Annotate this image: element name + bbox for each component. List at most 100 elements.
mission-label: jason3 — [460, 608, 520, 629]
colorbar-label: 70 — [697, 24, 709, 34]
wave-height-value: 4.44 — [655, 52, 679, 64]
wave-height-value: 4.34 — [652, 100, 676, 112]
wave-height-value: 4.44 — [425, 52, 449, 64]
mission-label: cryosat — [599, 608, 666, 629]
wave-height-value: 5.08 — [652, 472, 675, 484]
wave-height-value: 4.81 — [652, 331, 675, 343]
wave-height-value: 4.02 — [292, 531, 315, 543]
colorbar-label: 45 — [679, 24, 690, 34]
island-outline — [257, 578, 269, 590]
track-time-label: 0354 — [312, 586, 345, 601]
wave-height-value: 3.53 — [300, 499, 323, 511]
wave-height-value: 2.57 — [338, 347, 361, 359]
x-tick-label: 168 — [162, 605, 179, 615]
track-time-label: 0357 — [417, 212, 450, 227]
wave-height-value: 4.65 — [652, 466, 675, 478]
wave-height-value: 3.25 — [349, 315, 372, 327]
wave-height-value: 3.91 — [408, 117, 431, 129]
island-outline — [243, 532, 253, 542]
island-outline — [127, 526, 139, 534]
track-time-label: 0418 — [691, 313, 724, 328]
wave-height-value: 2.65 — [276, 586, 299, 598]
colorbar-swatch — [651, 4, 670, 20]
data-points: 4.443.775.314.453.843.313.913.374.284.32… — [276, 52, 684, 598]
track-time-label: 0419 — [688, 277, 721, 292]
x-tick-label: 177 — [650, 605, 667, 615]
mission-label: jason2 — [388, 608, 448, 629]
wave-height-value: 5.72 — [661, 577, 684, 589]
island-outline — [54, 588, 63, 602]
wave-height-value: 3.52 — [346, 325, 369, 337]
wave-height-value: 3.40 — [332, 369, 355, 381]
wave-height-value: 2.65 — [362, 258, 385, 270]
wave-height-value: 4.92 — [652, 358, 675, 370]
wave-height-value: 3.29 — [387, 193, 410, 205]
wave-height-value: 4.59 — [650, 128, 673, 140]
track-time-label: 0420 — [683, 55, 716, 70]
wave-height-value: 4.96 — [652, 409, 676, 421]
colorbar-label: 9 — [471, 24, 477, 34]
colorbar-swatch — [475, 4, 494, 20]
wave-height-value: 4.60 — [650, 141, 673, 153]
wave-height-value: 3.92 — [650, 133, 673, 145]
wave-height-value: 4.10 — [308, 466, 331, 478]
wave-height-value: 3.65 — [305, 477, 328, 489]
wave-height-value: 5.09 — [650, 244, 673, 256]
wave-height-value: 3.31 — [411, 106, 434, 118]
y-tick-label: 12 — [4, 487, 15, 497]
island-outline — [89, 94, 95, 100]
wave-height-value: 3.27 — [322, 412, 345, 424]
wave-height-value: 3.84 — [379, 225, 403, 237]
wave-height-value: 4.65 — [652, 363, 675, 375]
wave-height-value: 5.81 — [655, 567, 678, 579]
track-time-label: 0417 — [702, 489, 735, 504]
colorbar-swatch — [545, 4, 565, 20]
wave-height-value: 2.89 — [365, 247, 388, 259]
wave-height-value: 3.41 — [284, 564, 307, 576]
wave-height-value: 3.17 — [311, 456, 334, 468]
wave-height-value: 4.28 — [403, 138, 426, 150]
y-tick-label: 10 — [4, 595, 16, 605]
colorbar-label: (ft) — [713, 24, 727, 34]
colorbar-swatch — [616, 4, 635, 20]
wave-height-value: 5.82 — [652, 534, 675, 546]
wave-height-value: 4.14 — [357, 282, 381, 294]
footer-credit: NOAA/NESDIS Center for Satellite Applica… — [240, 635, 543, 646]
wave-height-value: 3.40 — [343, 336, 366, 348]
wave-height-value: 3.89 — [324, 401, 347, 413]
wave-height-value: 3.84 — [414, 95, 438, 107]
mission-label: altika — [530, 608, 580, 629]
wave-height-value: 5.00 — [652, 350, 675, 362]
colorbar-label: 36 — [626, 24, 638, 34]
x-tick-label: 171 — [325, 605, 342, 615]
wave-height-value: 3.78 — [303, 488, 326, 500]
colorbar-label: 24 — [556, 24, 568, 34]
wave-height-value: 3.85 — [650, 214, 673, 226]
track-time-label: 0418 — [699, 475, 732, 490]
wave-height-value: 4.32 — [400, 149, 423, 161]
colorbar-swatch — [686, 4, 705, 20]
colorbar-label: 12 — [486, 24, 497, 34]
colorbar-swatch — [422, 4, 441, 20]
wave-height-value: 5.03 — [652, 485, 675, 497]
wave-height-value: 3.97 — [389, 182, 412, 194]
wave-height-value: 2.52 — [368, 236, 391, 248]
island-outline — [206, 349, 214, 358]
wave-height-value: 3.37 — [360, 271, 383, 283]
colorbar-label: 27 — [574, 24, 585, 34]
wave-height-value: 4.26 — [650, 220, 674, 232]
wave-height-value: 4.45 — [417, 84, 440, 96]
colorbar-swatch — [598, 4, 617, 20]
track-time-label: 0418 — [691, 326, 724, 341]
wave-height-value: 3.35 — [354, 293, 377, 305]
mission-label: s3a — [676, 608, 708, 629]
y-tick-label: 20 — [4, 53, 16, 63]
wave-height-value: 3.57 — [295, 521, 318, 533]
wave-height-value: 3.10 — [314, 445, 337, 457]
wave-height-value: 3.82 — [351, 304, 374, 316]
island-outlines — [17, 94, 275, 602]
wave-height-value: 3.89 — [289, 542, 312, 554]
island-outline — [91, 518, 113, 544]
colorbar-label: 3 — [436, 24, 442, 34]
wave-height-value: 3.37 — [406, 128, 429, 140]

__Problem requirements__:
Rewrite the lines above, replacing each "mission-label" with "satellite-label" and leaving everything else untouched.

__Response__:
Annotate this image: element name + bbox for each component. List at most 100 elements.
satellite-label: jason3 — [460, 608, 520, 629]
colorbar-label: 70 — [697, 24, 709, 34]
wave-height-value: 4.44 — [655, 52, 679, 64]
wave-height-value: 4.34 — [652, 100, 676, 112]
wave-height-value: 4.44 — [425, 52, 449, 64]
satellite-label: cryosat — [599, 608, 666, 629]
wave-height-value: 5.08 — [652, 472, 675, 484]
wave-height-value: 4.81 — [652, 331, 675, 343]
wave-height-value: 4.02 — [292, 531, 315, 543]
colorbar-label: 45 — [679, 24, 690, 34]
island-outline — [257, 578, 269, 590]
track-time-label: 0354 — [312, 586, 345, 601]
wave-height-value: 3.53 — [300, 499, 323, 511]
wave-height-value: 2.57 — [338, 347, 361, 359]
x-tick-label: 168 — [162, 605, 179, 615]
track-time-label: 0357 — [417, 212, 450, 227]
wave-height-value: 4.65 — [652, 466, 675, 478]
wave-height-value: 3.25 — [349, 315, 372, 327]
wave-height-value: 3.91 — [408, 117, 431, 129]
island-outline — [243, 532, 253, 542]
island-outline — [127, 526, 139, 534]
track-time-label: 0418 — [691, 313, 724, 328]
wave-height-value: 2.65 — [276, 586, 299, 598]
colorbar-swatch — [651, 4, 670, 20]
data-points: 4.443.775.314.453.843.313.913.374.284.32… — [276, 52, 684, 598]
track-time-label: 0419 — [688, 277, 721, 292]
x-tick-label: 177 — [650, 605, 667, 615]
satellite-label: jason2 — [388, 608, 448, 629]
wave-height-value: 5.72 — [661, 577, 684, 589]
island-outline — [54, 588, 63, 602]
wave-height-value: 3.52 — [346, 325, 369, 337]
wave-height-value: 3.40 — [332, 369, 355, 381]
wave-height-value: 2.65 — [362, 258, 385, 270]
wave-height-value: 4.92 — [652, 358, 675, 370]
wave-height-value: 3.29 — [387, 193, 410, 205]
wave-height-value: 4.59 — [650, 128, 673, 140]
track-time-label: 0420 — [683, 55, 716, 70]
wave-height-value: 4.96 — [652, 409, 676, 421]
colorbar-label: 9 — [471, 24, 477, 34]
colorbar-swatch — [475, 4, 494, 20]
wave-height-value: 4.60 — [650, 141, 673, 153]
wave-height-value: 3.92 — [650, 133, 673, 145]
wave-height-value: 4.10 — [308, 466, 331, 478]
wave-height-value: 3.65 — [305, 477, 328, 489]
wave-height-value: 5.09 — [650, 244, 673, 256]
wave-height-value: 3.31 — [411, 106, 434, 118]
y-tick-label: 12 — [4, 487, 15, 497]
island-outline — [89, 94, 95, 100]
wave-height-value: 3.27 — [322, 412, 345, 424]
wave-height-value: 3.84 — [379, 225, 403, 237]
wave-height-value: 4.65 — [652, 363, 675, 375]
wave-height-value: 5.81 — [655, 567, 678, 579]
track-time-label: 0417 — [702, 489, 735, 504]
colorbar-swatch — [545, 4, 565, 20]
wave-height-value: 2.89 — [365, 247, 388, 259]
wave-height-value: 3.41 — [284, 564, 307, 576]
wave-height-value: 3.17 — [311, 456, 334, 468]
wave-height-value: 4.28 — [403, 138, 426, 150]
y-tick-label: 10 — [4, 595, 16, 605]
colorbar-label: (ft) — [713, 24, 727, 34]
colorbar-swatch — [616, 4, 635, 20]
wave-height-value: 5.82 — [652, 534, 675, 546]
wave-height-value: 4.14 — [357, 282, 381, 294]
footer-credit: NOAA/NESDIS Center for Satellite Applica… — [240, 635, 543, 646]
wave-height-value: 3.40 — [343, 336, 366, 348]
wave-height-value: 3.89 — [324, 401, 347, 413]
wave-height-value: 3.84 — [414, 95, 438, 107]
satellite-label: altika — [530, 608, 580, 629]
wave-height-value: 5.00 — [652, 350, 675, 362]
colorbar-label: 36 — [626, 24, 638, 34]
x-tick-label: 171 — [325, 605, 342, 615]
wave-height-value: 3.78 — [303, 488, 326, 500]
colorbar-label: 24 — [556, 24, 568, 34]
wave-height-value: 3.85 — [650, 214, 673, 226]
track-time-label: 0418 — [699, 475, 732, 490]
wave-height-value: 4.32 — [400, 149, 423, 161]
colorbar-swatch — [686, 4, 705, 20]
colorbar-label: 12 — [486, 24, 497, 34]
colorbar-swatch — [422, 4, 441, 20]
wave-height-value: 5.03 — [652, 485, 675, 497]
wave-height-value: 3.97 — [389, 182, 412, 194]
wave-height-value: 2.52 — [368, 236, 391, 248]
island-outline — [206, 349, 214, 358]
wave-height-value: 3.37 — [360, 271, 383, 283]
colorbar-label: 27 — [574, 24, 585, 34]
wave-height-value: 4.26 — [650, 220, 674, 232]
wave-height-value: 4.45 — [417, 84, 440, 96]
colorbar-swatch — [598, 4, 617, 20]
track-time-label: 0418 — [691, 326, 724, 341]
wave-height-value: 3.35 — [354, 293, 377, 305]
satellite-label: s3a — [676, 608, 708, 629]
y-tick-label: 20 — [4, 53, 16, 63]
wave-height-value: 3.57 — [295, 521, 318, 533]
wave-height-value: 3.10 — [314, 445, 337, 457]
wave-height-value: 3.82 — [351, 304, 374, 316]
island-outlines — [17, 94, 275, 602]
wave-height-value: 3.89 — [289, 542, 312, 554]
island-outline — [91, 518, 113, 544]
colorbar-label: 3 — [436, 24, 442, 34]
wave-height-value: 3.37 — [406, 128, 429, 140]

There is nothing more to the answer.